TASK TO COMPLETE: Look below. Copy each line that has "salad" in it.

EXTRACTED RECORDS:
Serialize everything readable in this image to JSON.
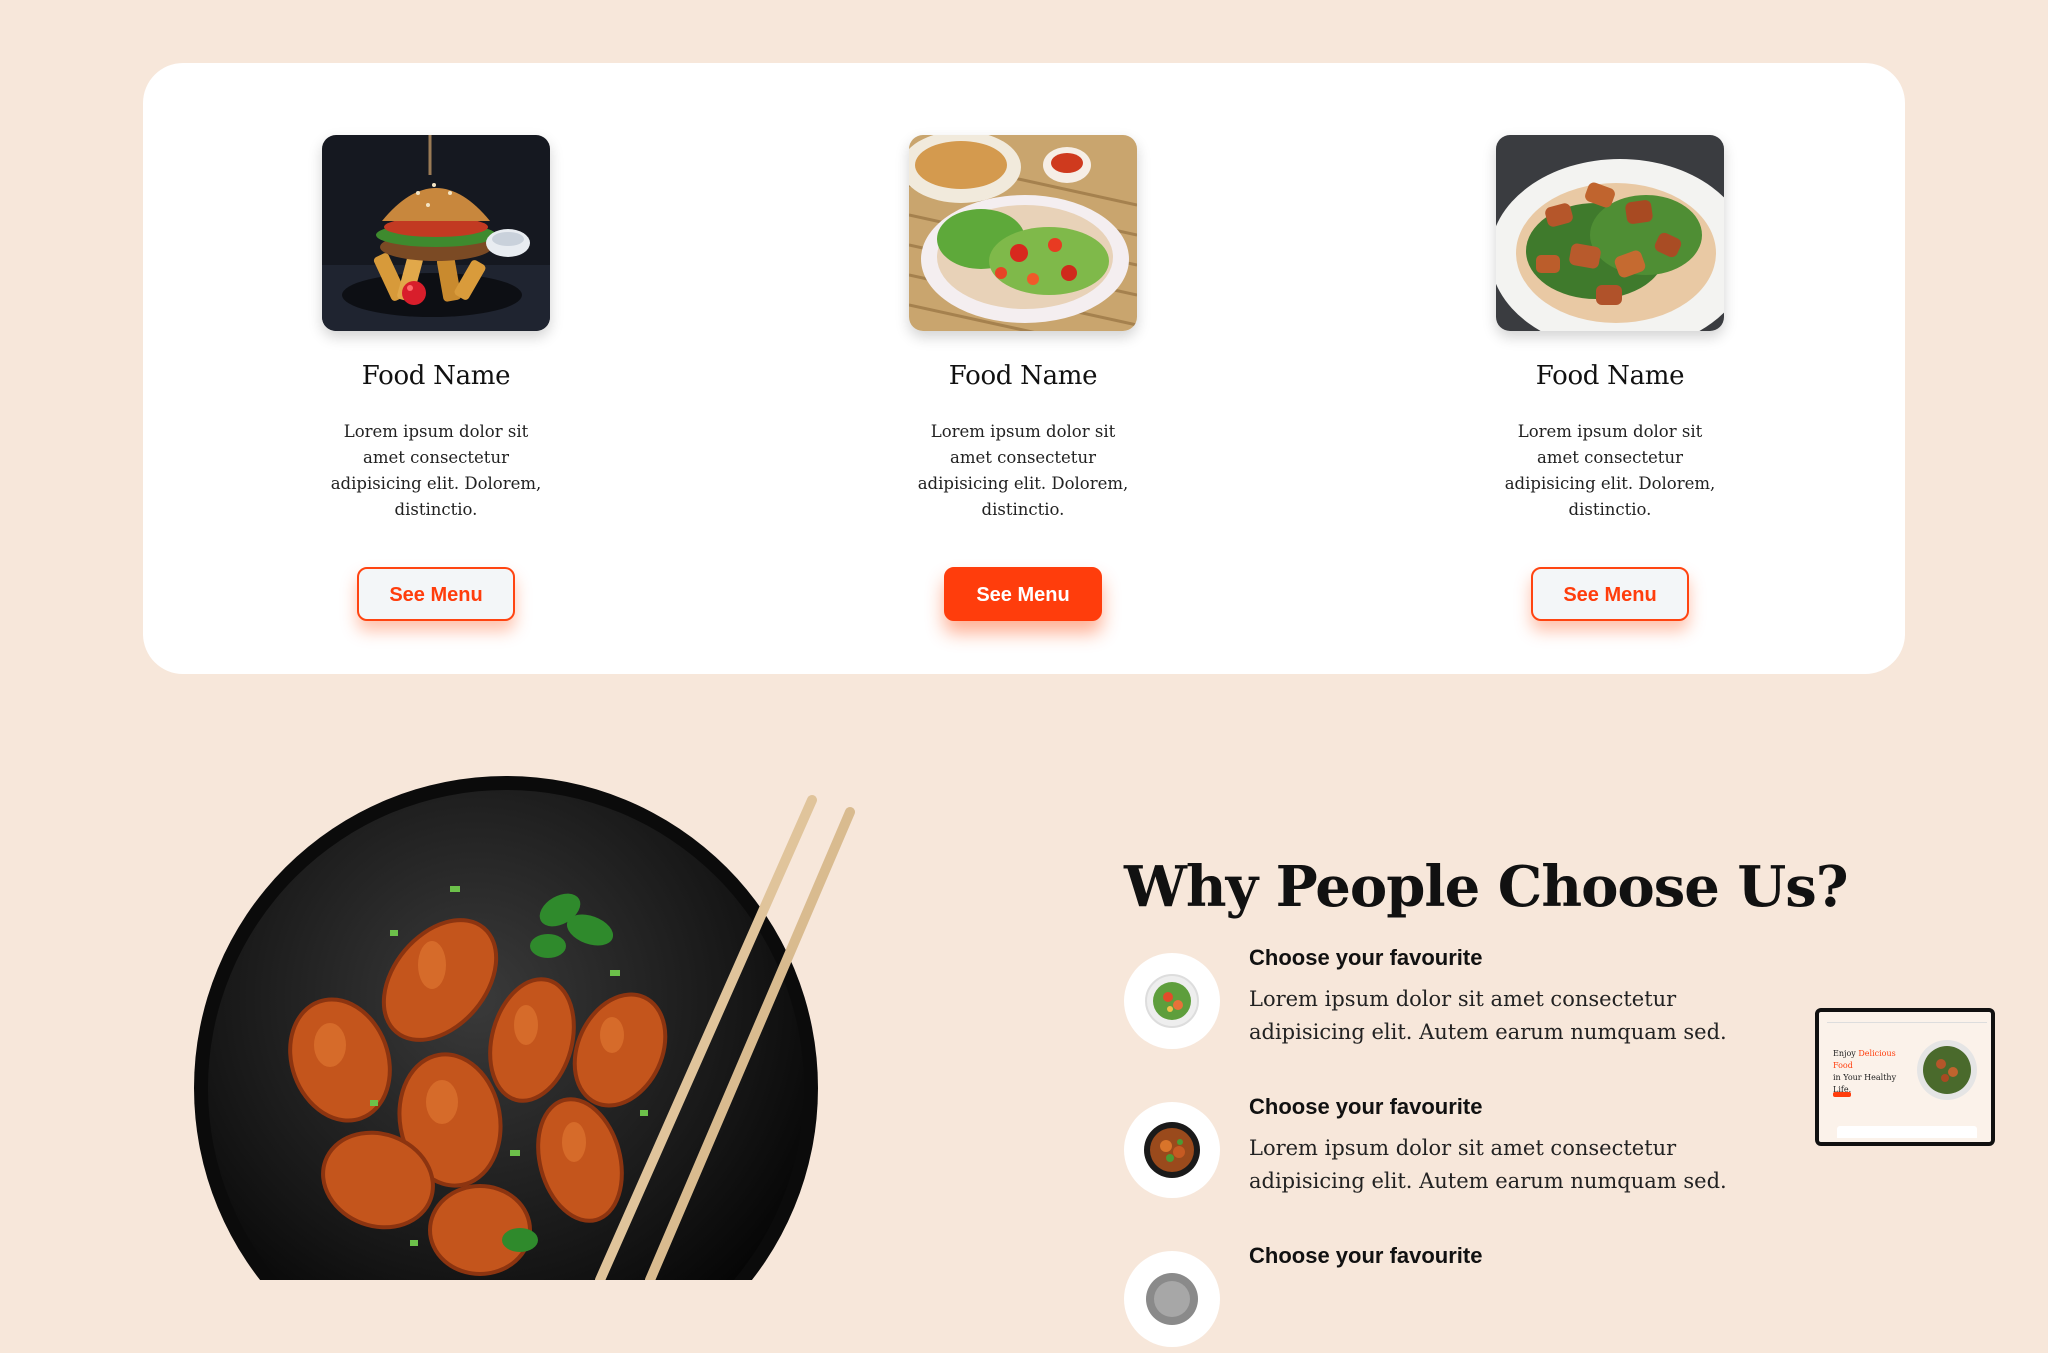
{
  "food_cards": [
    {
      "name": "Food Name",
      "description": "Lorem ipsum dolor sit amet consectetur adipisicing elit. Dolorem, distinctio.",
      "button_label": "See Menu",
      "button_style": "outline",
      "photo": "burger-and-fries"
    },
    {
      "name": "Food Name",
      "description": "Lorem ipsum dolor sit amet consectetur adipisicing elit. Dolorem, distinctio.",
      "button_label": "See Menu",
      "button_style": "solid",
      "photo": "papaya-salad-plate"
    },
    {
      "name": "Food Name",
      "description": "Lorem ipsum dolor sit amet consectetur adipisicing elit. Dolorem, distinctio.",
      "button_label": "See Menu",
      "button_style": "outline",
      "photo": "chicken-spinach-salad"
    }
  ],
  "why_section": {
    "title": "Why People Choose Us?",
    "features": [
      {
        "title": "Choose your favourite",
        "text": "Lorem ipsum dolor sit amet consectetur adipisicing elit. Autem earum numquam sed.",
        "icon": "salad-bowl-icon"
      },
      {
        "title": "Choose your favourite",
        "text": "Lorem ipsum dolor sit amet consectetur adipisicing elit. Autem earum numquam sed.",
        "icon": "noodle-bowl-icon"
      },
      {
        "title": "Choose your favourite",
        "icon": "dish-icon"
      }
    ]
  },
  "preview_thumbnail": {
    "hero_line1_prefix": "Enjoy",
    "hero_line1_accent": "Delicious Food",
    "hero_line2": "in Your Healthy Life."
  },
  "colors": {
    "page_background": "#f7e7da",
    "panel_background": "#ffffff",
    "accent": "#ff3d0c",
    "text": "#111111"
  }
}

ANSWER TO THIS PROBLEM:
      "photo": "papaya-salad-plate"
      "photo": "chicken-spinach-salad"
        "icon": "salad-bowl-icon"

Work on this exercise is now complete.